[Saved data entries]
+++
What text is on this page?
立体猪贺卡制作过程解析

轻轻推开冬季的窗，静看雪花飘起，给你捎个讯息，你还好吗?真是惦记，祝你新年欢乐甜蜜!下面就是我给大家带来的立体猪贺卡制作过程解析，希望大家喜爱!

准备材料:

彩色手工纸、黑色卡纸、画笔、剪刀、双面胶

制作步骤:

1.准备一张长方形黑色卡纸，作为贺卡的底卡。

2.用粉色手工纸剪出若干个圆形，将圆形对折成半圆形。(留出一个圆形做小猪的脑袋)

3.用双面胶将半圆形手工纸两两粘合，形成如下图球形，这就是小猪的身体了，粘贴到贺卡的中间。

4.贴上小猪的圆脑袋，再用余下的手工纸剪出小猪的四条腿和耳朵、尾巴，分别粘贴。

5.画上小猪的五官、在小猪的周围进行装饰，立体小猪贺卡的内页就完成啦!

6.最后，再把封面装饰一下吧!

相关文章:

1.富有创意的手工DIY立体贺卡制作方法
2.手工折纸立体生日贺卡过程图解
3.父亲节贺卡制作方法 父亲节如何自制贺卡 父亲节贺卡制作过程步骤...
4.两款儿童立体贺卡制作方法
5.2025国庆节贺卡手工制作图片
+++
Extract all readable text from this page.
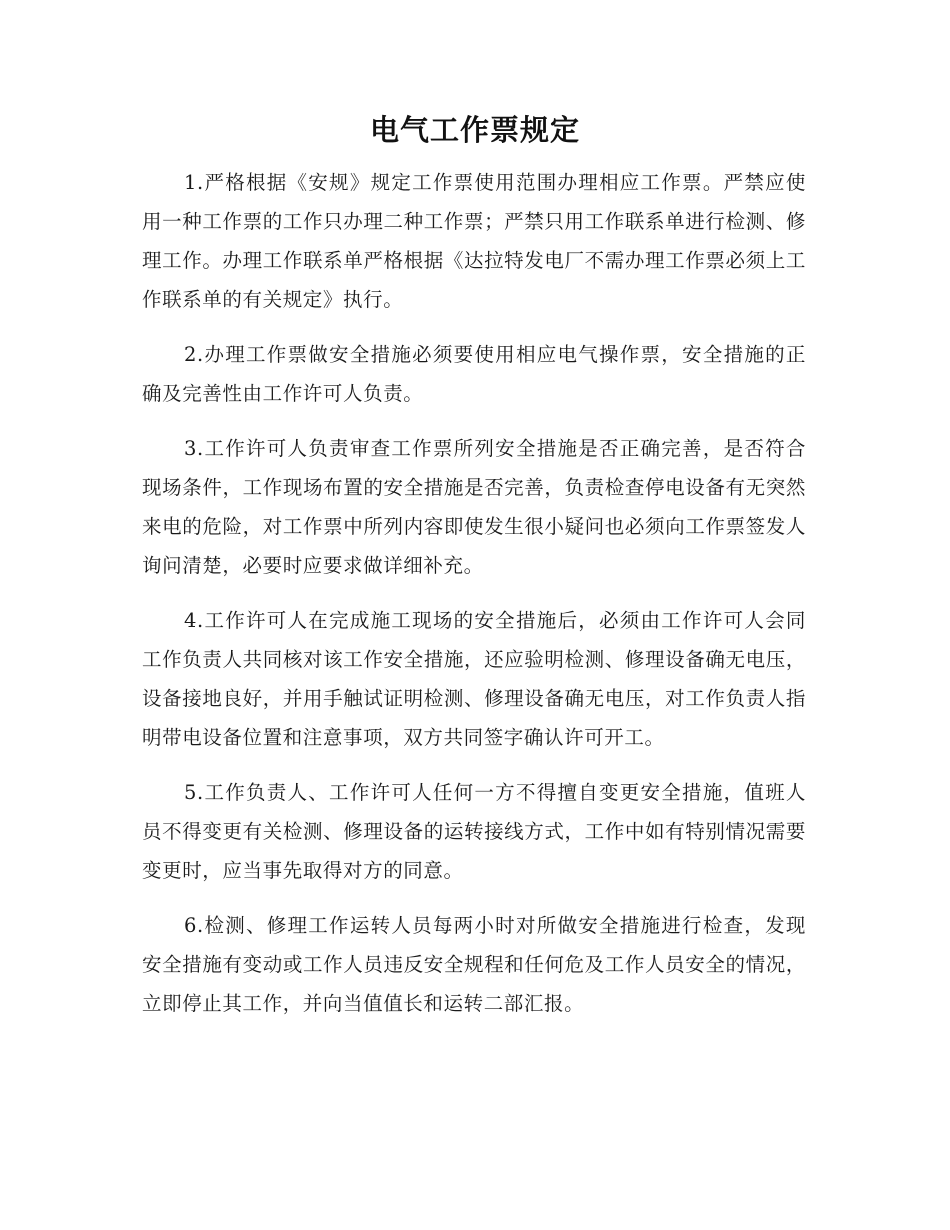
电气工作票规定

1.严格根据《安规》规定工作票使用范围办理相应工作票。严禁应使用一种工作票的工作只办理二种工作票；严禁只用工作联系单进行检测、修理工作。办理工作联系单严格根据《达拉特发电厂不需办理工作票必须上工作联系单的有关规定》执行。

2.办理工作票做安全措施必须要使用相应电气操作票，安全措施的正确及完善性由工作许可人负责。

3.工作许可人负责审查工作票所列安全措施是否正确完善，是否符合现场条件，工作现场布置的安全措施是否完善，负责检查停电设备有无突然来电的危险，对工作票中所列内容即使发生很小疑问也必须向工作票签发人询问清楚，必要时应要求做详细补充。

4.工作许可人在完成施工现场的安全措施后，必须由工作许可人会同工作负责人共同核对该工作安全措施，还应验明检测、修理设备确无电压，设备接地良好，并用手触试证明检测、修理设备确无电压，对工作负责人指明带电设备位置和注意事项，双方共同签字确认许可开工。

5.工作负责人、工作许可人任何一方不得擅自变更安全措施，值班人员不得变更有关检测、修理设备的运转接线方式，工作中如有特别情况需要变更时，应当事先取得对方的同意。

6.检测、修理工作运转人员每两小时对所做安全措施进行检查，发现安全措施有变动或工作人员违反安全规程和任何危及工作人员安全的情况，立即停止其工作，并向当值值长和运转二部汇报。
+++
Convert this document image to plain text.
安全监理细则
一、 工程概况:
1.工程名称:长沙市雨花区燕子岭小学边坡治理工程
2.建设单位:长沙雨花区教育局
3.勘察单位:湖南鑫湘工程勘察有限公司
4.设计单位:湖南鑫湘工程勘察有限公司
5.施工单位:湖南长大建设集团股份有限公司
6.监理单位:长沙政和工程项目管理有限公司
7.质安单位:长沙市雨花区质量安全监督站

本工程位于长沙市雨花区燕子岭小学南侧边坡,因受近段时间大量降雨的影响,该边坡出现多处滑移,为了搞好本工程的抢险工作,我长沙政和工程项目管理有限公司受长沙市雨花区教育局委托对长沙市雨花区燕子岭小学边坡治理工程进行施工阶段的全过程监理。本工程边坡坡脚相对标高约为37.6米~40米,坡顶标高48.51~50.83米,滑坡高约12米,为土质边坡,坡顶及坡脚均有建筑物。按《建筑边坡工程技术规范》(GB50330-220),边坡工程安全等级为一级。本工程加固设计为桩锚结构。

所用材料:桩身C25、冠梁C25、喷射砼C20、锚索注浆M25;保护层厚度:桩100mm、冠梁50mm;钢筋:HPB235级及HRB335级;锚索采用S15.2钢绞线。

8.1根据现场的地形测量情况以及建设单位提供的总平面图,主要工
+++
Short task
Find the word "page" and list each line it appears in.

The answer
What text is on this page?
Extract all readable text from this page.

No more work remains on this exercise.